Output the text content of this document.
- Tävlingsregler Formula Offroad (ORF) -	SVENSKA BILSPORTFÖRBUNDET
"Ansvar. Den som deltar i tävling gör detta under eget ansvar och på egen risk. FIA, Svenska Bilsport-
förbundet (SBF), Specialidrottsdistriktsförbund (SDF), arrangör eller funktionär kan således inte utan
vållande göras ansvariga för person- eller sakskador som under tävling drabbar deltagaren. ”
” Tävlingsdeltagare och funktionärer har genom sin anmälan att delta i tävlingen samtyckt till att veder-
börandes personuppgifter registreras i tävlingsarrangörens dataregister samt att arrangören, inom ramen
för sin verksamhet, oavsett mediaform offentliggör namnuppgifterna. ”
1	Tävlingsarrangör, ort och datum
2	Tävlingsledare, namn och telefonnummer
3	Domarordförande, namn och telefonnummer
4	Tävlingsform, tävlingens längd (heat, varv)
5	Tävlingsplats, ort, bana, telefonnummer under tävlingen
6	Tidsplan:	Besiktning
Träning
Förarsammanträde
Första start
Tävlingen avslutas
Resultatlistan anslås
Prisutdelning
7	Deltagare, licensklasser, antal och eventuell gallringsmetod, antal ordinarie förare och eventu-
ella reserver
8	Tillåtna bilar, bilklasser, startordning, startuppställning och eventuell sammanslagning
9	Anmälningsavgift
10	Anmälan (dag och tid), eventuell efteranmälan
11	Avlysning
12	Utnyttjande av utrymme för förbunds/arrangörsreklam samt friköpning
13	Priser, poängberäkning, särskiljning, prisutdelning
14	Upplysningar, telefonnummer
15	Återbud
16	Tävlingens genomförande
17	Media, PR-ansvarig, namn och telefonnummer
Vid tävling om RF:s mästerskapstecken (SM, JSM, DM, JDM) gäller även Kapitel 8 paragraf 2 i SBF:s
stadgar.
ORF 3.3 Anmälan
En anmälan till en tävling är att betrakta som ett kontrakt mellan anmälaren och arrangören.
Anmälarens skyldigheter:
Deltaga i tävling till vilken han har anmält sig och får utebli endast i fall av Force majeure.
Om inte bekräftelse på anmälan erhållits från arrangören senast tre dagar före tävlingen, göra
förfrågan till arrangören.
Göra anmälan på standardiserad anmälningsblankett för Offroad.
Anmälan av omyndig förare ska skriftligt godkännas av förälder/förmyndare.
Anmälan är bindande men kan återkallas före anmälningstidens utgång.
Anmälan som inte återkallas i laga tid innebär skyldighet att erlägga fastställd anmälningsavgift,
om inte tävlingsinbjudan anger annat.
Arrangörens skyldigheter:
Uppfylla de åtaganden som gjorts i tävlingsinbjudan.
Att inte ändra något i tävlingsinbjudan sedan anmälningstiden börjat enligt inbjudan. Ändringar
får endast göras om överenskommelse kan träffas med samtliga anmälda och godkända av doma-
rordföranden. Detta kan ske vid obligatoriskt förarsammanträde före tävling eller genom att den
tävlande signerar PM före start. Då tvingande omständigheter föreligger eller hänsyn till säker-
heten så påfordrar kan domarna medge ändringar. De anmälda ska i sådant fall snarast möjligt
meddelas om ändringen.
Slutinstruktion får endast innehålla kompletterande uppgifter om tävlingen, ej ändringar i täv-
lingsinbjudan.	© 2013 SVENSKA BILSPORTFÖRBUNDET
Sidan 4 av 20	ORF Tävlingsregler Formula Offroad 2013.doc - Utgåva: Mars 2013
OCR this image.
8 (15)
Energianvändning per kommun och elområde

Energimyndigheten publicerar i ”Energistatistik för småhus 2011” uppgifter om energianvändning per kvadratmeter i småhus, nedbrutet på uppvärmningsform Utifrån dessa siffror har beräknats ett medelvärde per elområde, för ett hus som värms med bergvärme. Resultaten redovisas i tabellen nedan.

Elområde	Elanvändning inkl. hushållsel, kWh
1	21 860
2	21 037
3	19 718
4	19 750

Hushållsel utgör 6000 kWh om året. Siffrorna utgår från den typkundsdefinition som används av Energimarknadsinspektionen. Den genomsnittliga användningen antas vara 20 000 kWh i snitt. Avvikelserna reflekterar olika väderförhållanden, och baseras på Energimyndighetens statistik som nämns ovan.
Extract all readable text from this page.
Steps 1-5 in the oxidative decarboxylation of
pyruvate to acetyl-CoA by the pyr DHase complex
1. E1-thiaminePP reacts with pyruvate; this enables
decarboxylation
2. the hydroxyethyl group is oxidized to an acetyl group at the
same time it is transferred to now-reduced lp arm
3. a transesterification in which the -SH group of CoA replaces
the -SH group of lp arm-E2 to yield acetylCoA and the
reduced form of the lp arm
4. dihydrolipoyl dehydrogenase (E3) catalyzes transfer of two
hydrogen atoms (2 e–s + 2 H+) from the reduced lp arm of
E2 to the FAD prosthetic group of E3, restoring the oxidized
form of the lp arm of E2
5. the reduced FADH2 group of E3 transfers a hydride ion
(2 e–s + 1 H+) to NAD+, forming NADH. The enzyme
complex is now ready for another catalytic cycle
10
- - - -
§ What you have to do: Up to and including the last line of the data, copy each line exactly, starting with the line that contains "Extract all readable text from this page.".

§ Result for this exercise:
Extract all readable text from this page.
Steps 1-5 in the oxidative decarboxylation of
pyruvate to acetyl-CoA by the pyr DHase complex
1. E1-thiaminePP reacts with pyruvate; this enables
decarboxylation
2. the hydroxyethyl group is oxidized to an acetyl group at the
same time it is transferred to now-reduced lp arm
3. a transesterification in which the -SH group of CoA replaces
the -SH group of lp arm-E2 to yield acetylCoA and the
reduced form of the lp arm
4. dihydrolipoyl dehydrogenase (E3) catalyzes transfer of two
hydrogen atoms (2 e–s + 2 H+) from the reduced lp arm of
E2 to the FAD prosthetic group of E3, restoring the oxidized
form of the lp arm of E2
5. the reduced FADH2 group of E3 transfers a hydride ion
(2 e–s + 1 H+) to NAD+, forming NADH. The enzyme
complex is now ready for another catalytic cycle
10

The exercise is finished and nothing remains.